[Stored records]
++++++++++
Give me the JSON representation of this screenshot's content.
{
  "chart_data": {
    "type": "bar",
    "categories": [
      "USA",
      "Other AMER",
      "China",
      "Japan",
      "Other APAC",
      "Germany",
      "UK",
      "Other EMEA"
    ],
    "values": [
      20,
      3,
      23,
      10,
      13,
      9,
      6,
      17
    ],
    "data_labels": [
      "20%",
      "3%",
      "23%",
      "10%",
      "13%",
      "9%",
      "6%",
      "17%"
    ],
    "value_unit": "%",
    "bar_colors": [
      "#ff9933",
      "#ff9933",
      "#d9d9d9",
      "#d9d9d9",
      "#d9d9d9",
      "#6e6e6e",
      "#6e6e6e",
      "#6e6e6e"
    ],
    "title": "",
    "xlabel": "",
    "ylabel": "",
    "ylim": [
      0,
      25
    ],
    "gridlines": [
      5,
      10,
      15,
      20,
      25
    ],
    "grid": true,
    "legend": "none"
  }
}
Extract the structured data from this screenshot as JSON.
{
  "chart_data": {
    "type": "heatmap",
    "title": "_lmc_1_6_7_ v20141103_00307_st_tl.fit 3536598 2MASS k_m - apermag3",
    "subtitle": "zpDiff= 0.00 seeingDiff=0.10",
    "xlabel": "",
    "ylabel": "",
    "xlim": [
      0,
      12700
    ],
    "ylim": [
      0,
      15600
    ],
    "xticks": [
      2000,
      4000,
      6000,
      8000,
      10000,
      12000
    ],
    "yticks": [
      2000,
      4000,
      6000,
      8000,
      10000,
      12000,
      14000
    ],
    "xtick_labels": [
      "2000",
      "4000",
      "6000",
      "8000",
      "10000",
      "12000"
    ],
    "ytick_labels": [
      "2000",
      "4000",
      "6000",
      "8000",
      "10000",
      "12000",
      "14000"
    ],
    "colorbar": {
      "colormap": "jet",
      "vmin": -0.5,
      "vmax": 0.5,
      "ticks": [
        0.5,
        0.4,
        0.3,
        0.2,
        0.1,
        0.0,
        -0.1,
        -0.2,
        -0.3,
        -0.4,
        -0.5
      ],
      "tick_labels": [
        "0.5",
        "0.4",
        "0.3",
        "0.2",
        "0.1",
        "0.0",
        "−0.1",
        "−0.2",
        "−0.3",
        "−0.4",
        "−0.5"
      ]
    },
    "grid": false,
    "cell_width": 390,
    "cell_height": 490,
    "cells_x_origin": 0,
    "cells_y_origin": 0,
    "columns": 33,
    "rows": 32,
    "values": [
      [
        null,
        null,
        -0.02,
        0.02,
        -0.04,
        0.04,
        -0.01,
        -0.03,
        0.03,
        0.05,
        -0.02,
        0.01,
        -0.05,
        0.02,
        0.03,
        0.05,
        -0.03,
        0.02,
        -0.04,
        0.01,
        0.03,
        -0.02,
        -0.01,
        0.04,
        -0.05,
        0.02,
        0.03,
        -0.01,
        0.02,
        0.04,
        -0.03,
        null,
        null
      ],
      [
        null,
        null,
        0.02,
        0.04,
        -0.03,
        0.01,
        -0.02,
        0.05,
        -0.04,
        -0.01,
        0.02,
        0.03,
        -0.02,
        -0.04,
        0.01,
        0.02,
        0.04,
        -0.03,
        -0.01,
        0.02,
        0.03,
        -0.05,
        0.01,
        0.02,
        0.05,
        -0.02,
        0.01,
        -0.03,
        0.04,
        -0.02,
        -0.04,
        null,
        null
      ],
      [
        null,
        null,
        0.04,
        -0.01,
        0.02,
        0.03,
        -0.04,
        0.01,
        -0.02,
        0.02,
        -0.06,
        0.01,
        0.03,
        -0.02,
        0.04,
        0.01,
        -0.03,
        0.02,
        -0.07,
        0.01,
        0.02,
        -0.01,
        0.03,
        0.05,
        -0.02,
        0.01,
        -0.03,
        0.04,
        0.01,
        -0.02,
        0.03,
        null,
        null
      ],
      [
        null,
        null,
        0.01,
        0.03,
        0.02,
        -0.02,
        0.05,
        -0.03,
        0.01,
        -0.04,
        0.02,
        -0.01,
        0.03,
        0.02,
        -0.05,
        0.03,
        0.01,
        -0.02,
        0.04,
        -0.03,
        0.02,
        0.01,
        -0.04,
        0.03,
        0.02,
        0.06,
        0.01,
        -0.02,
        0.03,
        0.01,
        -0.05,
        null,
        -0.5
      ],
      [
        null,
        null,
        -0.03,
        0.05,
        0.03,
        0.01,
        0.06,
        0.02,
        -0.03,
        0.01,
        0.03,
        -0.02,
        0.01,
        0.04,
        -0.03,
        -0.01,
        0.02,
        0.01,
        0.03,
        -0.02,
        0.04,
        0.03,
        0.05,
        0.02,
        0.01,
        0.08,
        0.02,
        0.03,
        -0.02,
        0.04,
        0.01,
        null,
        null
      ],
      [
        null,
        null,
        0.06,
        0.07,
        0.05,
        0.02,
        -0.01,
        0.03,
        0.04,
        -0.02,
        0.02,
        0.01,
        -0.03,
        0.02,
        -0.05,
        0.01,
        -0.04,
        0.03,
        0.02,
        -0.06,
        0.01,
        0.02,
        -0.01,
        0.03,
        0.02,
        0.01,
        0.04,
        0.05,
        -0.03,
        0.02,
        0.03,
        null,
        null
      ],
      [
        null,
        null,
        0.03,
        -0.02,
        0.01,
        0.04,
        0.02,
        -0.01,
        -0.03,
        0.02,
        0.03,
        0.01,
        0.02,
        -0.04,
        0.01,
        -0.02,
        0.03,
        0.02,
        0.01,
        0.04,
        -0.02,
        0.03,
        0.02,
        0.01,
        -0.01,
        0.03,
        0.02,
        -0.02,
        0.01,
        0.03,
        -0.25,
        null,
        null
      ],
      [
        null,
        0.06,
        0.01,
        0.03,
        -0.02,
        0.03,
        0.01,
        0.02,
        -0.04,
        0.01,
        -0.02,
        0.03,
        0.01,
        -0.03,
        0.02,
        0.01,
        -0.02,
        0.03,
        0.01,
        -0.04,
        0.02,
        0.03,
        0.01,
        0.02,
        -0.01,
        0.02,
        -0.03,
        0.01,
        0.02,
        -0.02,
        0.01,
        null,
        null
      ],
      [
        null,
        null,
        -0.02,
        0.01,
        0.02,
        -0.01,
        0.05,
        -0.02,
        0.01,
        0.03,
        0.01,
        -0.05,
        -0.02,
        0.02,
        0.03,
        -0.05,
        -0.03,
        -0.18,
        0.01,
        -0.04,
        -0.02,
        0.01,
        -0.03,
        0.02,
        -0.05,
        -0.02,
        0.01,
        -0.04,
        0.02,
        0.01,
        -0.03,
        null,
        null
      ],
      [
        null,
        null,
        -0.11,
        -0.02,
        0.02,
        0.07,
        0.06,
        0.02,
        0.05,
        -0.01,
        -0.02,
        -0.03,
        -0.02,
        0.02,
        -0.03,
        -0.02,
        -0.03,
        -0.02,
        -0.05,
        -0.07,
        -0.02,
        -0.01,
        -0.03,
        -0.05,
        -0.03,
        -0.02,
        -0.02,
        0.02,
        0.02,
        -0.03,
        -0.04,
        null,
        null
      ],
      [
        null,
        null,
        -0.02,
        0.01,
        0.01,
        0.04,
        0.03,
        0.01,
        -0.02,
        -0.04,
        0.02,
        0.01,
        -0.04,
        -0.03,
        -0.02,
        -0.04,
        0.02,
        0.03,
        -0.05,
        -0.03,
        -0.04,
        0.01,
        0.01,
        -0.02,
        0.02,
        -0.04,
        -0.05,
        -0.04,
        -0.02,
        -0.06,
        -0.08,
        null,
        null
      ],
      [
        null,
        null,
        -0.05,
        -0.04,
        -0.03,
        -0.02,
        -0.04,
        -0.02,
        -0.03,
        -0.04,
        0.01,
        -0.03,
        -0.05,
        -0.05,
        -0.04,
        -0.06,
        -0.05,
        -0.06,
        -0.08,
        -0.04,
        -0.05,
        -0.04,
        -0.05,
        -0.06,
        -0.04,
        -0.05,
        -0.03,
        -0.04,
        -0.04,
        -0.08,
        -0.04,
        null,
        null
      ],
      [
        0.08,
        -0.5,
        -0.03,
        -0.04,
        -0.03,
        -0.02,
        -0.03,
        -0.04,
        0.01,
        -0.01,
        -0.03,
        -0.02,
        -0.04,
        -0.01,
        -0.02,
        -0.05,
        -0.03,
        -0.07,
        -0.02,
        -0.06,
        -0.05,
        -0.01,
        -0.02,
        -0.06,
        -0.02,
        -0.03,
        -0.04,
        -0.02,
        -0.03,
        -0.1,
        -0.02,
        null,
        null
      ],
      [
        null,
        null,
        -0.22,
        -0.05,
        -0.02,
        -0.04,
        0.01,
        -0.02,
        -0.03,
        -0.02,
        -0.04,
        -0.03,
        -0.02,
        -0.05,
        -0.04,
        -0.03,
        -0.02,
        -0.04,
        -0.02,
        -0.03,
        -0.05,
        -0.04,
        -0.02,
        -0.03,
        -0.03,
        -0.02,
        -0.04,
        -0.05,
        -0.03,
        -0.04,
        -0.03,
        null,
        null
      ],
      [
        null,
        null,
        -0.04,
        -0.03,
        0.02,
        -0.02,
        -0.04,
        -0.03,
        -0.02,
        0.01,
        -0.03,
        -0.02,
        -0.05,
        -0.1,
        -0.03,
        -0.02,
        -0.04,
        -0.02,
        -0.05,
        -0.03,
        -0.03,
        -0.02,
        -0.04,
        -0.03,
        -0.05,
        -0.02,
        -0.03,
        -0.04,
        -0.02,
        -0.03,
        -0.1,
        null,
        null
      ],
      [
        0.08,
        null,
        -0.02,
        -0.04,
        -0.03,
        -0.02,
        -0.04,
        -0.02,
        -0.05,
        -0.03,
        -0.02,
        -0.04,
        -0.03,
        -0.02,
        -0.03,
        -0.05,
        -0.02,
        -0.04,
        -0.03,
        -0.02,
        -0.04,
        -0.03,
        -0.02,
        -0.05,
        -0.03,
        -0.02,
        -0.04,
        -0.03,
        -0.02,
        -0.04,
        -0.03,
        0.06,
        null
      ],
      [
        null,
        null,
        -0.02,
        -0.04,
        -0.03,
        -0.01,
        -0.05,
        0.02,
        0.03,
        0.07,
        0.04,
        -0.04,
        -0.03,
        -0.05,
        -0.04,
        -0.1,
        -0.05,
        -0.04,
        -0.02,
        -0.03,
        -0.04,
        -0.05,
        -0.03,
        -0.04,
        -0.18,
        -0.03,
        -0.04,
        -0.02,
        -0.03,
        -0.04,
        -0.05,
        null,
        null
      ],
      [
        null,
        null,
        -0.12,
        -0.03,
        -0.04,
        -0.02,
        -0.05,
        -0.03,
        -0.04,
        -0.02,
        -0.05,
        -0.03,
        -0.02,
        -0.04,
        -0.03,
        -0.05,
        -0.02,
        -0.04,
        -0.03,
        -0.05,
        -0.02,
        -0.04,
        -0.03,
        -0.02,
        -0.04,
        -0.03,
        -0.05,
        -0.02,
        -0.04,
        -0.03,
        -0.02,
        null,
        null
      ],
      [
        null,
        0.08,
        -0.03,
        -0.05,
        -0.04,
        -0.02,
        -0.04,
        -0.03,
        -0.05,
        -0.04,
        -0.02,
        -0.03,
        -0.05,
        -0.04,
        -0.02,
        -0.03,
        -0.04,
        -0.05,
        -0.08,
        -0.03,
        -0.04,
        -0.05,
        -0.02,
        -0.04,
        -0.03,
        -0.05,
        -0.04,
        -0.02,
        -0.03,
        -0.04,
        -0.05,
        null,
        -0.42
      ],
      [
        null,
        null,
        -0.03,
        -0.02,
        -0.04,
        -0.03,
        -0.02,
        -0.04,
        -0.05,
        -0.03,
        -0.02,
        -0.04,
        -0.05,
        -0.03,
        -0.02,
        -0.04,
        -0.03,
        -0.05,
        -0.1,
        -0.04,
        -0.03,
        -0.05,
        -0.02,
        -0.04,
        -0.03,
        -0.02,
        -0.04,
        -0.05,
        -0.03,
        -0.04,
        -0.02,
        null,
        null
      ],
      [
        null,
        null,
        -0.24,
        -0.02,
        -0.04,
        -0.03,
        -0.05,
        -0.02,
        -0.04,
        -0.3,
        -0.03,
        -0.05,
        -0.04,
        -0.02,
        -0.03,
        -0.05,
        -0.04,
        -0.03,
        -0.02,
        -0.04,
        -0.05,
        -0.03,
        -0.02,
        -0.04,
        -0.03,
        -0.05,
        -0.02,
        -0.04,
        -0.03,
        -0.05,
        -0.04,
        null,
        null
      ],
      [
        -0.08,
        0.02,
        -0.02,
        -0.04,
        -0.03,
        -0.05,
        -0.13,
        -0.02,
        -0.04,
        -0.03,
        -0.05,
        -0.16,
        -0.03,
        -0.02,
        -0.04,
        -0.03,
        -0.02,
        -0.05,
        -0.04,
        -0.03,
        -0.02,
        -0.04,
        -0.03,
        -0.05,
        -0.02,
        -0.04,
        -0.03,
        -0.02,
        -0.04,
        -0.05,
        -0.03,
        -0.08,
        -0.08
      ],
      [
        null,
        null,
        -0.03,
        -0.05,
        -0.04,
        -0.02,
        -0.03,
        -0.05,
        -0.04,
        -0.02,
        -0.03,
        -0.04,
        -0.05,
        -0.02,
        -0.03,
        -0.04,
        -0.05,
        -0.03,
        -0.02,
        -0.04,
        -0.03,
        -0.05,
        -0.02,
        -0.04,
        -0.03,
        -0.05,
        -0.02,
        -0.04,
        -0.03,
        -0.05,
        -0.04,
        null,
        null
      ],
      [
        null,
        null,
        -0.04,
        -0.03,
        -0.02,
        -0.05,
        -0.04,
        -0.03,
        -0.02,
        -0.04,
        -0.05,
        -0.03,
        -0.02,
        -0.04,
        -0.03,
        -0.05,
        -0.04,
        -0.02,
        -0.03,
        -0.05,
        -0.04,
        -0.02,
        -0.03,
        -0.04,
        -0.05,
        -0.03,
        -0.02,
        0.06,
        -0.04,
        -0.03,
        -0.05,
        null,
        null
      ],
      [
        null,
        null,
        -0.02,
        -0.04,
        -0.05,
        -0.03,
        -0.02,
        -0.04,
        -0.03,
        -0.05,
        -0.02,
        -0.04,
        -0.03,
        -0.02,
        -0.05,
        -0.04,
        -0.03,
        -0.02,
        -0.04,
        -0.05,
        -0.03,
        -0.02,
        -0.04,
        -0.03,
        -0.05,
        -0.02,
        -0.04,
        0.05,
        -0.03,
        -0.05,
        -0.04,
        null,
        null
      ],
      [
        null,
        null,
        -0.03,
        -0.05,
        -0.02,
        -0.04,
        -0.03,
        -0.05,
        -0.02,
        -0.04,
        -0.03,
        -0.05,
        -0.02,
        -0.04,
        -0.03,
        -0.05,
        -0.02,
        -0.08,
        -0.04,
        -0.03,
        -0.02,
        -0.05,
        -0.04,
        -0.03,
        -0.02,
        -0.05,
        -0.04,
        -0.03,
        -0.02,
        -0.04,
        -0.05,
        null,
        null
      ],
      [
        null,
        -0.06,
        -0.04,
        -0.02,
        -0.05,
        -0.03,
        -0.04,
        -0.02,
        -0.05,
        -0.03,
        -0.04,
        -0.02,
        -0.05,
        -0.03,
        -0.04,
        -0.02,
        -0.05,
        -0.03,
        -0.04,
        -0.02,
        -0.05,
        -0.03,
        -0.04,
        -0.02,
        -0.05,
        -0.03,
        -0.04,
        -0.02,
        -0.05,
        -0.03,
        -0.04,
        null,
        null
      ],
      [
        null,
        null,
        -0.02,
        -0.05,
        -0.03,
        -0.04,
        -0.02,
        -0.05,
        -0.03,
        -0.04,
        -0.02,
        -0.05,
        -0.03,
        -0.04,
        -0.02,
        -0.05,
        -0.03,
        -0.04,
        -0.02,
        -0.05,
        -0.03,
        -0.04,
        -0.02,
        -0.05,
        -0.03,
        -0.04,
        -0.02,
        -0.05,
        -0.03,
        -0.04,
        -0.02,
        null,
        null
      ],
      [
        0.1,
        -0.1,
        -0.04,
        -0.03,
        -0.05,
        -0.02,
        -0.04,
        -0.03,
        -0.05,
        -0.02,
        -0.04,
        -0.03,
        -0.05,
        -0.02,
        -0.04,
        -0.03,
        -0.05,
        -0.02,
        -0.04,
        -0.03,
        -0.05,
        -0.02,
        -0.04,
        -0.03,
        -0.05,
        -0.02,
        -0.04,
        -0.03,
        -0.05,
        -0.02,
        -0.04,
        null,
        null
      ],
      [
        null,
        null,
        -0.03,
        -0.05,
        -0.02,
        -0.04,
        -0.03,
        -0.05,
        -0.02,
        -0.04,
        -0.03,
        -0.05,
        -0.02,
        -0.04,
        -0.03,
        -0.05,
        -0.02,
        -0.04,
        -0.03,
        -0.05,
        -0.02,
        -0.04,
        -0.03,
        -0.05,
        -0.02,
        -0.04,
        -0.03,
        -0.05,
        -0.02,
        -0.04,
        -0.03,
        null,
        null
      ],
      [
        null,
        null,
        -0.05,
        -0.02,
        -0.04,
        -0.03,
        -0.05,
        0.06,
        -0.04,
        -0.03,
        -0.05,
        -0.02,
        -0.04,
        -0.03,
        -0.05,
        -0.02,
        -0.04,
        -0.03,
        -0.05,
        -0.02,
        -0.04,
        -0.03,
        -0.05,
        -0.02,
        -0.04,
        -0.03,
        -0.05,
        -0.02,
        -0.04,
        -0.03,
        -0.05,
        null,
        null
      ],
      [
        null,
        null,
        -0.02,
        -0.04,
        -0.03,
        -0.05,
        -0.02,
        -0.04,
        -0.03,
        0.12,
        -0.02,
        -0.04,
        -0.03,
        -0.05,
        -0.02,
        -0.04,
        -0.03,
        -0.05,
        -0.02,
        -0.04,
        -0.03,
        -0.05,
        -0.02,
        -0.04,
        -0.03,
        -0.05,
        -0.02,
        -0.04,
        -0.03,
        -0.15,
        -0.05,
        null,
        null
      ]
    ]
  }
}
++++++++++
— Task instructions —
Work out how many lines of the data above hold the word "this", and write only the count.

— Task solution —
2